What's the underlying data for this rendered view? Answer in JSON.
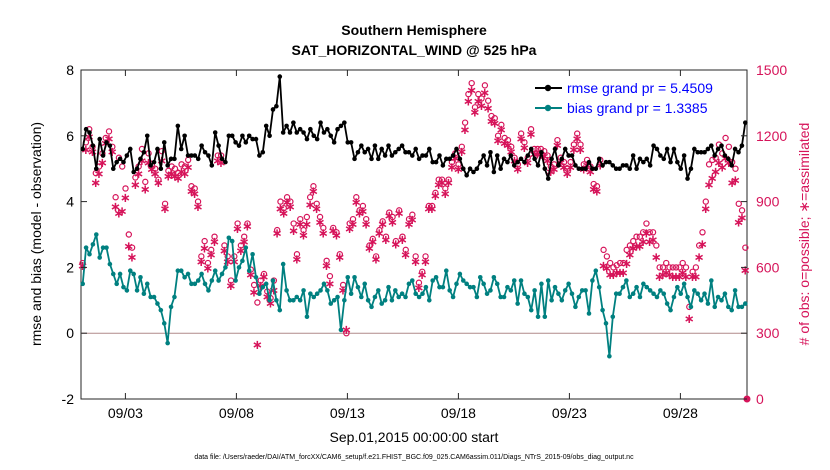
{
  "chart_data": {
    "type": "line",
    "title": [
      "Southern Hemisphere",
      "SAT_HORIZONTAL_WIND @ 525 hPa"
    ],
    "xlabel": "Sep.01,2015 00:00:00 start",
    "ylabel_left": "rmse and bias (model - observation)",
    "ylabel_right": "# of obs: o=possible; ∗=assimilated",
    "footnote": "data file: /Users/raeder/DAI/ATM_forcXX/CAM6_setup/f.e21.FHIST_BGC.f09_025.CAM6assim.011/Diags_NTrS_2015-09/obs_diag_output.nc",
    "xlim": [
      0.0,
      30.0
    ],
    "xticks": [
      2,
      7,
      12,
      17,
      22,
      27
    ],
    "xtick_labels": [
      "09/03",
      "09/08",
      "09/13",
      "09/18",
      "09/23",
      "09/28"
    ],
    "ylim_left": [
      -2,
      8
    ],
    "yticks_left": [
      -2,
      0,
      2,
      4,
      6,
      8
    ],
    "ylim_right": [
      0,
      1500
    ],
    "yticks_right": [
      0,
      300,
      600,
      900,
      1200,
      1500
    ],
    "legend": {
      "position": "top-right",
      "entries": [
        "rmse grand pr = 5.4509",
        "bias grand pr = 1.3385"
      ]
    },
    "colors": {
      "rmse": "#000000",
      "bias": "#008080",
      "obs": "#d6145a",
      "zero": "#b08a8a",
      "legend_text": "#0000ff"
    },
    "series": [
      {
        "name": "rmse",
        "axis": "left",
        "values": [
          5.6,
          6.2,
          6.1,
          5.7,
          5.0,
          5.9,
          5.4,
          5.8,
          5.7,
          5.0,
          5.2,
          5.3,
          5.2,
          5.4,
          5.6,
          4.9,
          5.0,
          5.3,
          5.5,
          6.0,
          5.1,
          5.2,
          5.6,
          5.0,
          5.8,
          5.1,
          5.3,
          5.3,
          6.3,
          5.6,
          6.0,
          5.4,
          5.4,
          5.4,
          5.3,
          5.7,
          5.5,
          5.4,
          5.1,
          6.1,
          5.7,
          5.3,
          5.2,
          6.0,
          6.0,
          5.8,
          5.7,
          6.0,
          5.8,
          6.0,
          5.9,
          5.9,
          5.4,
          5.5,
          6.3,
          6.0,
          6.8,
          6.9,
          7.8,
          6.1,
          6.3,
          6.1,
          6.4,
          6.1,
          6.2,
          6.1,
          5.9,
          6.2,
          6.0,
          5.9,
          6.4,
          6.1,
          6.2,
          6.0,
          5.8,
          6.2,
          6.3,
          6.4,
          5.8,
          5.8,
          5.3,
          5.5,
          5.7,
          5.5,
          5.6,
          5.3,
          5.7,
          5.3,
          5.6,
          5.4,
          5.7,
          5.4,
          5.5,
          5.6,
          5.7,
          5.5,
          5.5,
          5.4,
          5.6,
          5.3,
          5.4,
          5.4,
          5.6,
          5.2,
          5.2,
          5.4,
          5.1,
          5.3,
          5.3,
          5.4,
          5.6,
          5.3,
          5.0,
          4.8,
          5.0,
          4.9,
          5.0,
          5.2,
          5.4,
          5.1,
          5.5,
          4.9,
          5.4,
          5.0,
          5.3,
          5.2,
          5.4,
          5.1,
          5.2,
          5.3,
          5.2,
          5.4,
          5.6,
          5.3,
          5.1,
          5.5,
          5.0,
          4.7,
          5.3,
          5.6,
          5.1,
          5.3,
          5.6,
          5.4,
          5.4,
          5.1,
          5.0,
          5.0,
          5.0,
          5.2,
          5.0,
          5.0,
          5.3,
          5.1,
          5.2,
          5.2,
          5.1,
          5.0,
          5.0,
          5.1,
          5.1,
          5.0,
          5.4,
          5.0,
          5.3,
          5.2,
          5.3,
          5.1,
          5.7,
          5.6,
          5.4,
          5.3,
          5.6,
          5.2,
          5.6,
          5.2,
          5.0,
          5.4,
          4.7,
          5.0,
          5.6,
          5.5,
          5.5,
          5.5,
          5.6,
          5.7,
          5.4,
          5.6,
          5.7,
          5.4,
          5.3,
          5.1,
          5.6,
          5.5,
          5.7,
          6.4
        ]
      },
      {
        "name": "bias",
        "axis": "left",
        "values": [
          1.5,
          2.6,
          2.4,
          2.7,
          3.0,
          2.3,
          2.6,
          2.6,
          2.1,
          1.8,
          1.5,
          1.8,
          1.4,
          1.3,
          1.9,
          1.8,
          1.3,
          1.7,
          1.2,
          1.5,
          1.1,
          1.1,
          0.9,
          0.7,
          0.3,
          -0.3,
          0.8,
          1.1,
          1.9,
          1.9,
          1.7,
          1.8,
          1.5,
          1.5,
          1.6,
          1.8,
          1.5,
          1.3,
          1.6,
          1.9,
          1.6,
          1.8,
          2.0,
          2.9,
          2.8,
          1.6,
          2.0,
          2.2,
          2.6,
          1.9,
          2.4,
          1.7,
          1.2,
          1.4,
          1.5,
          1.0,
          1.6,
          1.0,
          0.7,
          2.1,
          1.3,
          1.0,
          1.0,
          1.1,
          1.0,
          1.3,
          0.5,
          1.2,
          1.1,
          1.2,
          1.3,
          1.5,
          1.3,
          0.9,
          1.0,
          1.1,
          0.1,
          1.0,
          1.7,
          1.2,
          1.7,
          1.4,
          1.1,
          1.5,
          1.0,
          0.8,
          1.1,
          1.3,
          0.9,
          1.0,
          1.4,
          1.0,
          1.3,
          1.1,
          1.2,
          1.1,
          1.5,
          1.6,
          1.2,
          1.1,
          1.2,
          1.4,
          1.0,
          1.6,
          1.7,
          1.4,
          1.4,
          1.9,
          1.3,
          1.1,
          1.5,
          1.8,
          1.6,
          1.5,
          1.4,
          1.4,
          1.1,
          1.7,
          1.5,
          1.2,
          1.3,
          1.7,
          1.5,
          1.1,
          1.1,
          1.4,
          1.3,
          1.6,
          0.9,
          1.6,
          1.2,
          1.1,
          0.7,
          1.3,
          0.5,
          1.5,
          0.5,
          1.6,
          1.0,
          1.4,
          1.2,
          1.0,
          1.3,
          1.5,
          1.2,
          0.8,
          1.1,
          1.3,
          1.3,
          0.6,
          1.6,
          1.9,
          1.4,
          0.7,
          0.3,
          -0.7,
          0.5,
          1.2,
          1.2,
          1.4,
          1.6,
          1.1,
          1.2,
          1.4,
          1.1,
          1.5,
          1.4,
          1.3,
          1.2,
          1.1,
          1.3,
          1.2,
          0.9,
          0.7,
          1.1,
          1.4,
          1.2,
          1.5,
          1.1,
          0.8,
          1.3,
          1.2,
          1.0,
          1.2,
          0.9,
          1.6,
          0.8,
          1.1,
          1.0,
          1.2,
          0.8,
          0.7,
          1.3,
          0.8,
          0.8,
          0.9
        ]
      },
      {
        "name": "obs possible",
        "axis": "right",
        "values": [
          620,
          1170,
          1230,
          1150,
          1030,
          1060,
          1120,
          1190,
          1220,
          1150,
          920,
          1100,
          1060,
          960,
          750,
          690,
          1010,
          1060,
          1140,
          990,
          1120,
          1070,
          1050,
          1000,
          1130,
          890,
          1040,
          1060,
          1050,
          1030,
          1070,
          1060,
          1090,
          970,
          960,
          900,
          650,
          720,
          620,
          680,
          740,
          1110,
          1110,
          700,
          650,
          540,
          650,
          800,
          700,
          740,
          800,
          590,
          520,
          440,
          540,
          570,
          490,
          460,
          540,
          770,
          900,
          870,
          920,
          900,
          800,
          660,
          820,
          770,
          830,
          920,
          970,
          890,
          830,
          780,
          630,
          560,
          780,
          760,
          660,
          520,
          300,
          800,
          820,
          920,
          860,
          880,
          820,
          700,
          730,
          650,
          770,
          810,
          740,
          850,
          830,
          720,
          860,
          740,
          680,
          820,
          840,
          650,
          530,
          580,
          650,
          880,
          880,
          940,
          1000,
          1000,
          960,
          1000,
          1080,
          1120,
          1070,
          1150,
          1260,
          1390,
          1440,
          1330,
          1390,
          1370,
          1430,
          1360,
          1290,
          1280,
          1200,
          1250,
          1190,
          1180,
          1150,
          1100,
          1070,
          1210,
          1170,
          1100,
          1230,
          1140,
          1140,
          1140,
          1130,
          1110,
          1060,
          1070,
          1180,
          1100,
          1080,
          1050,
          1080,
          1160,
          1210,
          1160,
          1070,
          1090,
          1060,
          980,
          970,
          1090,
          680,
          650,
          620,
          600,
          610,
          620,
          620,
          680,
          700,
          720,
          740,
          740,
          760,
          800,
          760,
          760,
          700,
          600,
          600,
          620,
          600,
          600,
          600,
          600,
          620,
          600,
          420,
          580,
          600,
          700,
          760,
          900,
          1070,
          1090,
          1100,
          1160,
          1120,
          1190,
          1150,
          1080,
          1050,
          890,
          860,
          690
        ]
      },
      {
        "name": "obs assimilated",
        "axis": "right",
        "values": [
          610,
          1140,
          1200,
          1130,
          990,
          1030,
          1080,
          1170,
          1190,
          1130,
          880,
          850,
          860,
          920,
          700,
          650,
          980,
          1030,
          1090,
          960,
          1080,
          1050,
          1030,
          990,
          1090,
          870,
          1020,
          1030,
          1020,
          1010,
          1040,
          1030,
          1060,
          950,
          940,
          880,
          630,
          690,
          600,
          660,
          720,
          1090,
          1080,
          680,
          630,
          520,
          630,
          780,
          680,
          720,
          790,
          570,
          490,
          250,
          520,
          560,
          470,
          440,
          500,
          760,
          870,
          850,
          900,
          880,
          770,
          640,
          800,
          750,
          800,
          890,
          950,
          870,
          810,
          760,
          610,
          530,
          770,
          750,
          650,
          500,
          320,
          780,
          800,
          900,
          850,
          860,
          800,
          690,
          720,
          640,
          760,
          800,
          730,
          840,
          810,
          710,
          850,
          730,
          660,
          800,
          820,
          630,
          510,
          570,
          630,
          870,
          870,
          930,
          980,
          990,
          940,
          990,
          1060,
          1100,
          1050,
          1130,
          1230,
          1360,
          1410,
          1310,
          1360,
          1340,
          1400,
          1330,
          1270,
          1260,
          1180,
          1230,
          1170,
          1160,
          1130,
          1090,
          1050,
          1190,
          1150,
          1080,
          1210,
          1120,
          1120,
          1120,
          1110,
          1090,
          1040,
          1050,
          1160,
          1080,
          1060,
          1030,
          1060,
          1140,
          1190,
          1140,
          1050,
          1070,
          1040,
          960,
          950,
          1070,
          610,
          600,
          570,
          570,
          580,
          580,
          580,
          620,
          660,
          690,
          700,
          700,
          720,
          760,
          720,
          730,
          650,
          560,
          570,
          580,
          570,
          560,
          560,
          560,
          580,
          560,
          370,
          560,
          560,
          650,
          710,
          870,
          980,
          1010,
          1040,
          1080,
          1060,
          1100,
          1080,
          990,
          1000,
          810,
          830,
          590
        ]
      }
    ]
  }
}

-- -- --

**STATED TASK:** Select every line in the material above where the string "possible" occurs, and copy it.

**THE OUTPUT:**
    "ylabel_right": "# of obs: o=possible; ∗=assimilated",
        "name": "obs possible",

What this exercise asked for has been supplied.